Exercise task: Check every line of the entries that follow, and copy the ones containing "this".

Data supplied:
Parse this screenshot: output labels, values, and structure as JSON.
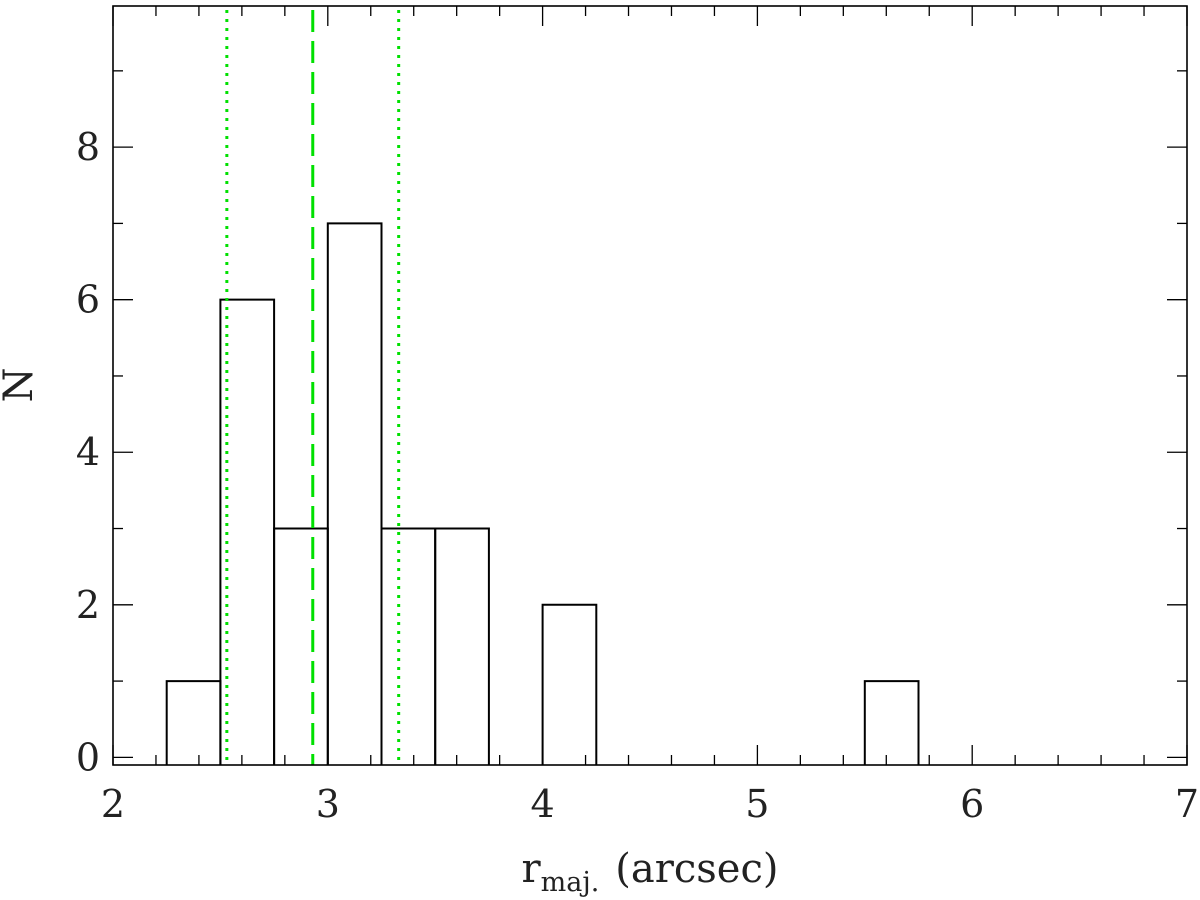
{
  "chart_data": {
    "type": "bar",
    "histogram": true,
    "bin_width": 0.25,
    "bins": [
      {
        "x0": 2.25,
        "x1": 2.5,
        "value": 1
      },
      {
        "x0": 2.5,
        "x1": 2.75,
        "value": 6
      },
      {
        "x0": 2.75,
        "x1": 3.0,
        "value": 3
      },
      {
        "x0": 3.0,
        "x1": 3.25,
        "value": 7
      },
      {
        "x0": 3.25,
        "x1": 3.5,
        "value": 3
      },
      {
        "x0": 3.5,
        "x1": 3.75,
        "value": 3
      },
      {
        "x0": 4.0,
        "x1": 4.25,
        "value": 2
      },
      {
        "x0": 5.5,
        "x1": 5.75,
        "value": 1
      }
    ],
    "title": "",
    "xlabel_main": "r",
    "xlabel_sub": "maj.",
    "xlabel_units": "(arcsec)",
    "ylabel": "N",
    "xlim": [
      2,
      7
    ],
    "ylim": [
      -0.1,
      9.85
    ],
    "x_major_ticks": [
      2,
      3,
      4,
      5,
      6,
      7
    ],
    "x_tick_labels": [
      "2",
      "3",
      "4",
      "5",
      "6",
      "7"
    ],
    "x_minor_step": 0.2,
    "y_major_ticks": [
      0,
      2,
      4,
      6,
      8
    ],
    "y_tick_labels": [
      "0",
      "2",
      "4",
      "6",
      "8"
    ],
    "y_minor_step": 1,
    "grid": false,
    "reference_lines": [
      {
        "name": "median",
        "x": 2.93,
        "style": "dashed",
        "color": "#00e000"
      },
      {
        "name": "lower quartile",
        "x": 2.53,
        "style": "dotted",
        "color": "#00e000"
      },
      {
        "name": "upper quartile",
        "x": 3.33,
        "style": "dotted",
        "color": "#00e000"
      }
    ]
  }
}
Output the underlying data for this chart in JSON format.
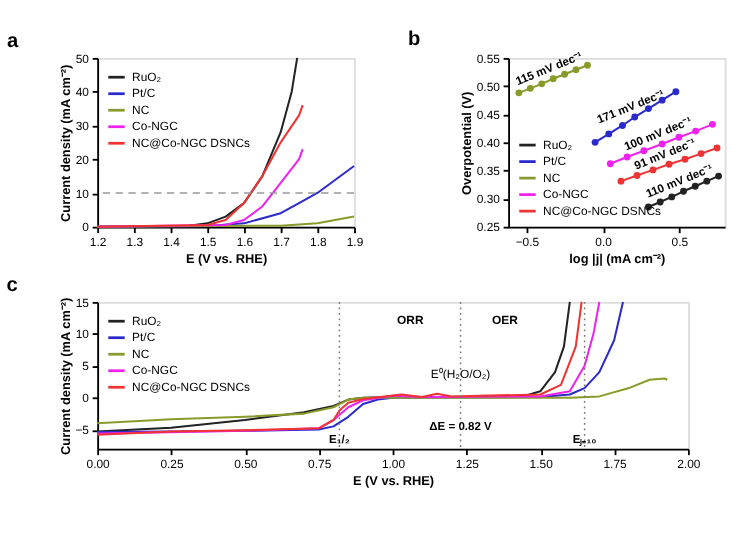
{
  "chart_data": [
    {
      "type": "line",
      "title": "a",
      "xlabel": "E (V vs. RHE)",
      "ylabel": "Current density (mA cm⁻²)",
      "xlim": [
        1.2,
        1.9
      ],
      "xticks": [
        1.2,
        1.3,
        1.4,
        1.5,
        1.6,
        1.7,
        1.8,
        1.9
      ],
      "ylim": [
        0,
        50
      ],
      "yticks": [
        0,
        10,
        20,
        30,
        40,
        50
      ],
      "grid": false,
      "legend": "top left",
      "ref_lines": [
        {
          "axis": "y",
          "value": 10,
          "label": null,
          "color": "#999999",
          "line_style": "dashed"
        }
      ],
      "series": [
        {
          "name": "RuO₂",
          "color": "#222222",
          "x": [
            1.2,
            1.45,
            1.5,
            1.55,
            1.6,
            1.65,
            1.7,
            1.73,
            1.745
          ],
          "values": [
            0,
            0.3,
            1,
            3,
            7,
            15,
            28,
            40,
            50
          ]
        },
        {
          "name": "Pt/C",
          "color": "#2a2acc",
          "x": [
            1.2,
            1.5,
            1.6,
            1.7,
            1.75,
            1.8,
            1.85,
            1.9
          ],
          "values": [
            0,
            0.2,
            1,
            4,
            7,
            10,
            14,
            18
          ]
        },
        {
          "name": "NC",
          "color": "#8a9a2a",
          "x": [
            1.2,
            1.7,
            1.8,
            1.9
          ],
          "values": [
            0,
            0.3,
            1,
            3
          ]
        },
        {
          "name": "Co-NGC",
          "color": "#ee22ee",
          "x": [
            1.2,
            1.55,
            1.6,
            1.65,
            1.7,
            1.75,
            1.76
          ],
          "values": [
            0,
            0.5,
            2,
            6,
            13,
            20,
            23
          ]
        },
        {
          "name": "NC@Co-NGC DSNCs",
          "color": "#ee3333",
          "x": [
            1.2,
            1.5,
            1.55,
            1.6,
            1.65,
            1.7,
            1.75,
            1.76
          ],
          "values": [
            0,
            0.5,
            2,
            7,
            15,
            25,
            33,
            36
          ]
        }
      ]
    },
    {
      "type": "line",
      "title": "b",
      "xlabel": "log |j| (mA cm⁻²)",
      "ylabel": "Overpotential (V)",
      "xlim": [
        -0.62,
        0.8
      ],
      "xticks": [
        -0.5,
        {
          "value": 0,
          "label": "0.0"
        },
        0.5
      ],
      "ylim": [
        0.25,
        0.55
      ],
      "yticks": [
        0.25,
        {
          "value": 0.3,
          "label": "0.30"
        },
        0.35,
        {
          "value": 0.4,
          "label": "0.40"
        },
        0.45,
        {
          "value": 0.5,
          "label": "0.50"
        },
        0.55
      ],
      "grid": false,
      "legend": "bottom left",
      "marker": "circle",
      "annotations": [
        {
          "text": "115 mV dec⁻¹",
          "x": -0.325,
          "y": 0.513
        },
        {
          "text": "171 mV dec⁻¹",
          "x": 0.21,
          "y": 0.445
        },
        {
          "text": "100 mV dec⁻¹",
          "x": 0.39,
          "y": 0.397
        },
        {
          "text": "91 mV dec⁻¹",
          "x": 0.435,
          "y": 0.361
        },
        {
          "text": "110 mV dec⁻¹",
          "x": 0.53,
          "y": 0.313
        }
      ],
      "series": [
        {
          "name": "RuO₂",
          "color": "#222222",
          "x": [
            0.3,
            0.377,
            0.453,
            0.53,
            0.607,
            0.683,
            0.76
          ],
          "values": [
            0.285,
            0.294,
            0.303,
            0.313,
            0.322,
            0.331,
            0.34
          ]
        },
        {
          "name": "Pt/C",
          "color": "#2a2acc",
          "x": [
            -0.05,
            0.04,
            0.13,
            0.21,
            0.3,
            0.39,
            0.48
          ],
          "values": [
            0.4,
            0.415,
            0.43,
            0.445,
            0.46,
            0.475,
            0.49
          ]
        },
        {
          "name": "NC",
          "color": "#8a9a2a",
          "x": [
            -0.55,
            -0.475,
            -0.4,
            -0.325,
            -0.25,
            -0.175,
            -0.1
          ],
          "values": [
            0.488,
            0.496,
            0.504,
            0.513,
            0.521,
            0.529,
            0.537
          ]
        },
        {
          "name": "Co-NGC",
          "color": "#ee22ee",
          "x": [
            0.05,
            0.16,
            0.27,
            0.39,
            0.5,
            0.61,
            0.72
          ],
          "values": [
            0.362,
            0.374,
            0.385,
            0.397,
            0.409,
            0.42,
            0.432
          ]
        },
        {
          "name": "NC@Co-NGC DSNCs",
          "color": "#ee3333",
          "x": [
            0.12,
            0.225,
            0.33,
            0.435,
            0.54,
            0.645,
            0.75
          ],
          "values": [
            0.331,
            0.341,
            0.351,
            0.361,
            0.37,
            0.38,
            0.39
          ]
        }
      ]
    },
    {
      "type": "line",
      "title": "c",
      "xlabel": "E (V vs. RHE)",
      "ylabel": "Current density (mA cm⁻²)",
      "xlim": [
        0,
        2
      ],
      "xticks": [
        {
          "value": 0,
          "label": "0.00"
        },
        0.25,
        {
          "value": 0.5,
          "label": "0.50"
        },
        0.75,
        {
          "value": 1,
          "label": "1.00"
        },
        1.25,
        {
          "value": 1.5,
          "label": "1.50"
        },
        1.75,
        {
          "value": 2,
          "label": "2.00"
        }
      ],
      "ylim": [
        -8,
        15
      ],
      "yticks": [
        -5,
        0,
        5,
        10,
        15
      ],
      "grid": false,
      "legend": "top left",
      "ref_lines": [
        {
          "axis": "x",
          "value": 1.23,
          "label": "E⁰(H₂O/O₂)",
          "color": "#777777",
          "line_style": "dotted"
        },
        {
          "axis": "x",
          "value": 0.82,
          "label": null,
          "color": "#777777",
          "line_style": "dotted"
        },
        {
          "axis": "x",
          "value": 1.65,
          "label": null,
          "color": "#777777",
          "line_style": "dotted"
        }
      ],
      "annotations": [
        "ORR",
        "OER",
        {
          "text": "ΔE = 0.82 V",
          "x": 1.23,
          "y": -4.5
        },
        {
          "text": "E₁/₂",
          "x": 0.82,
          "y": -6.5
        },
        {
          "text": "Eⱼ₌₁₀",
          "x": 1.65,
          "y": -6.5
        }
      ],
      "series": [
        {
          "name": "RuO₂",
          "color": "#222222",
          "x": [
            0,
            0.25,
            0.5,
            0.7,
            0.8,
            0.85,
            0.9,
            1.0,
            1.3,
            1.45,
            1.5,
            1.55,
            1.58,
            1.6
          ],
          "values": [
            -5.3,
            -4.7,
            -3.5,
            -2.3,
            -1.3,
            -0.3,
            0,
            0.1,
            0.1,
            0.3,
            1,
            4,
            8,
            15
          ]
        },
        {
          "name": "Pt/C",
          "color": "#2a2acc",
          "x": [
            0,
            0.25,
            0.5,
            0.75,
            0.8,
            0.85,
            0.9,
            0.95,
            1.0,
            1.5,
            1.6,
            1.65,
            1.7,
            1.75,
            1.78
          ],
          "values": [
            -5.4,
            -5.3,
            -5.2,
            -5.0,
            -4.5,
            -3,
            -1,
            -0.3,
            0,
            0.1,
            0.5,
            1.5,
            4,
            9,
            15
          ]
        },
        {
          "name": "NC",
          "color": "#8a9a2a",
          "x": [
            0,
            0.25,
            0.5,
            0.7,
            0.8,
            0.85,
            0.9,
            1.6,
            1.7,
            1.8,
            1.87,
            1.92,
            1.93
          ],
          "values": [
            -4,
            -3.4,
            -3,
            -2.5,
            -1.5,
            -0.3,
            0,
            0,
            0.2,
            1.5,
            2.8,
            3,
            2.8
          ]
        },
        {
          "name": "Co-NGC",
          "color": "#ee22ee",
          "x": [
            0,
            0.25,
            0.5,
            0.75,
            0.8,
            0.85,
            0.9,
            1.0,
            1.1,
            1.5,
            1.6,
            1.65,
            1.68,
            1.7
          ],
          "values": [
            -5.6,
            -5.4,
            -5.2,
            -4.8,
            -3.5,
            -1.5,
            -0.4,
            0.3,
            0.1,
            0.2,
            1,
            5,
            10,
            15
          ]
        },
        {
          "name": "NC@Co-NGC DSNCs",
          "color": "#ee3333",
          "x": [
            0,
            0.25,
            0.5,
            0.75,
            0.8,
            0.82,
            0.85,
            0.9,
            1.03,
            1.1,
            1.15,
            1.2,
            1.5,
            1.57,
            1.62,
            1.64
          ],
          "values": [
            -5.8,
            -5.3,
            -5.1,
            -4.8,
            -3.5,
            -2,
            -0.8,
            -0.2,
            0.5,
            0.1,
            0.6,
            0.2,
            0.5,
            2,
            8,
            15
          ]
        }
      ]
    }
  ]
}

Exercise response:
Parse this screenshot: output labels, values, and structure as JSON.
Output the underlying data for this chart in JSON format.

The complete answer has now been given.